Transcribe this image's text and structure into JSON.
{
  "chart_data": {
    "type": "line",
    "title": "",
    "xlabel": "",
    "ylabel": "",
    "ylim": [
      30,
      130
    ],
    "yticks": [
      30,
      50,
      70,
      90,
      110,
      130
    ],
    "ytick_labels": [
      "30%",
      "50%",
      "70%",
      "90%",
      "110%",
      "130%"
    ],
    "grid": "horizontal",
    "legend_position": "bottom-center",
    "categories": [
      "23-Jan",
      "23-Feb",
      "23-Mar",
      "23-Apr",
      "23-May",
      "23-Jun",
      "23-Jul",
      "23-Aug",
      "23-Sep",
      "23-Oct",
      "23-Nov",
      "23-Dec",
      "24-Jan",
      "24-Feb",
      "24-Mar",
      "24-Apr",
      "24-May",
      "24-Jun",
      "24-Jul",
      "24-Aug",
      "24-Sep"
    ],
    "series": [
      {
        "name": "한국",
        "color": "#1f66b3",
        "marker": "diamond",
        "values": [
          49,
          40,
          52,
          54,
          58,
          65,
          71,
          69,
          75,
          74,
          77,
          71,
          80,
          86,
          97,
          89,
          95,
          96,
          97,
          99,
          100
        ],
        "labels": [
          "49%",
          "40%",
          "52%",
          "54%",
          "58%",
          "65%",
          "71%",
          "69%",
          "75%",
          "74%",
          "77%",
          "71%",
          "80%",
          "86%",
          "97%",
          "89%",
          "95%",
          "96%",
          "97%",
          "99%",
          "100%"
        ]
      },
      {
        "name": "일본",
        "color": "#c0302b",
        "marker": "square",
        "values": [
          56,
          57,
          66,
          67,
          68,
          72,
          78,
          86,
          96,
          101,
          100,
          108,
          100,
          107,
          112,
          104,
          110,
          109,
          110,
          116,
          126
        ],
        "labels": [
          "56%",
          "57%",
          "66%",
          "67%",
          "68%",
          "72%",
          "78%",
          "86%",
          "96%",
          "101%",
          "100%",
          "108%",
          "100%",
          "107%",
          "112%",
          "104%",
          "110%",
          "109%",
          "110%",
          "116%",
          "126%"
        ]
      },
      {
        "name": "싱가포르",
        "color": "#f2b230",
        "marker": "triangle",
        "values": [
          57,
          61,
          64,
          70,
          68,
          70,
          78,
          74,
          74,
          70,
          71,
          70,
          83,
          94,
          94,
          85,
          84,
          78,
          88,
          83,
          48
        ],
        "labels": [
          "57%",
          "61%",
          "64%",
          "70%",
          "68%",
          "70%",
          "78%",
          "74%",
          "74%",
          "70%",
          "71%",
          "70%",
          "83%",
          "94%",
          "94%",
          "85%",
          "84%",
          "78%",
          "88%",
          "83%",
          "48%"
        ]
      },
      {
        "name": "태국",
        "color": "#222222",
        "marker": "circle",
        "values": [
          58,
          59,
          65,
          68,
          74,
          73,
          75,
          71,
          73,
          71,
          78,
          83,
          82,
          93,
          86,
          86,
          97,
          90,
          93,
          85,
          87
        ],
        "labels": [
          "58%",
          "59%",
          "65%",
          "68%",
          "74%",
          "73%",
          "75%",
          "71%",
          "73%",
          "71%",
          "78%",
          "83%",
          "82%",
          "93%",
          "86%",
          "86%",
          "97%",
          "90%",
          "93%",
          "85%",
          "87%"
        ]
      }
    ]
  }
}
|---|
## EXERCISE TASK
Output every entry shown above, exactly.

## TASK RESPONSE
Transcribe this image's text and structure into JSON.
{
  "chart_data": {
    "type": "line",
    "title": "",
    "xlabel": "",
    "ylabel": "",
    "ylim": [
      30,
      130
    ],
    "yticks": [
      30,
      50,
      70,
      90,
      110,
      130
    ],
    "ytick_labels": [
      "30%",
      "50%",
      "70%",
      "90%",
      "110%",
      "130%"
    ],
    "grid": "horizontal",
    "legend_position": "bottom-center",
    "categories": [
      "23-Jan",
      "23-Feb",
      "23-Mar",
      "23-Apr",
      "23-May",
      "23-Jun",
      "23-Jul",
      "23-Aug",
      "23-Sep",
      "23-Oct",
      "23-Nov",
      "23-Dec",
      "24-Jan",
      "24-Feb",
      "24-Mar",
      "24-Apr",
      "24-May",
      "24-Jun",
      "24-Jul",
      "24-Aug",
      "24-Sep"
    ],
    "series": [
      {
        "name": "한국",
        "color": "#1f66b3",
        "marker": "diamond",
        "values": [
          49,
          40,
          52,
          54,
          58,
          65,
          71,
          69,
          75,
          74,
          77,
          71,
          80,
          86,
          97,
          89,
          95,
          96,
          97,
          99,
          100
        ],
        "labels": [
          "49%",
          "40%",
          "52%",
          "54%",
          "58%",
          "65%",
          "71%",
          "69%",
          "75%",
          "74%",
          "77%",
          "71%",
          "80%",
          "86%",
          "97%",
          "89%",
          "95%",
          "96%",
          "97%",
          "99%",
          "100%"
        ]
      },
      {
        "name": "일본",
        "color": "#c0302b",
        "marker": "square",
        "values": [
          56,
          57,
          66,
          67,
          68,
          72,
          78,
          86,
          96,
          101,
          100,
          108,
          100,
          107,
          112,
          104,
          110,
          109,
          110,
          116,
          126
        ],
        "labels": [
          "56%",
          "57%",
          "66%",
          "67%",
          "68%",
          "72%",
          "78%",
          "86%",
          "96%",
          "101%",
          "100%",
          "108%",
          "100%",
          "107%",
          "112%",
          "104%",
          "110%",
          "109%",
          "110%",
          "116%",
          "126%"
        ]
      },
      {
        "name": "싱가포르",
        "color": "#f2b230",
        "marker": "triangle",
        "values": [
          57,
          61,
          64,
          70,
          68,
          70,
          78,
          74,
          74,
          70,
          71,
          70,
          83,
          94,
          94,
          85,
          84,
          78,
          88,
          83,
          48
        ],
        "labels": [
          "57%",
          "61%",
          "64%",
          "70%",
          "68%",
          "70%",
          "78%",
          "74%",
          "74%",
          "70%",
          "71%",
          "70%",
          "83%",
          "94%",
          "94%",
          "85%",
          "84%",
          "78%",
          "88%",
          "83%",
          "48%"
        ]
      },
      {
        "name": "태국",
        "color": "#222222",
        "marker": "circle",
        "values": [
          58,
          59,
          65,
          68,
          74,
          73,
          75,
          71,
          73,
          71,
          78,
          83,
          82,
          93,
          86,
          86,
          97,
          90,
          93,
          85,
          87
        ],
        "labels": [
          "58%",
          "59%",
          "65%",
          "68%",
          "74%",
          "73%",
          "75%",
          "71%",
          "73%",
          "71%",
          "78%",
          "83%",
          "82%",
          "93%",
          "86%",
          "86%",
          "97%",
          "90%",
          "93%",
          "85%",
          "87%"
        ]
      }
    ]
  }
}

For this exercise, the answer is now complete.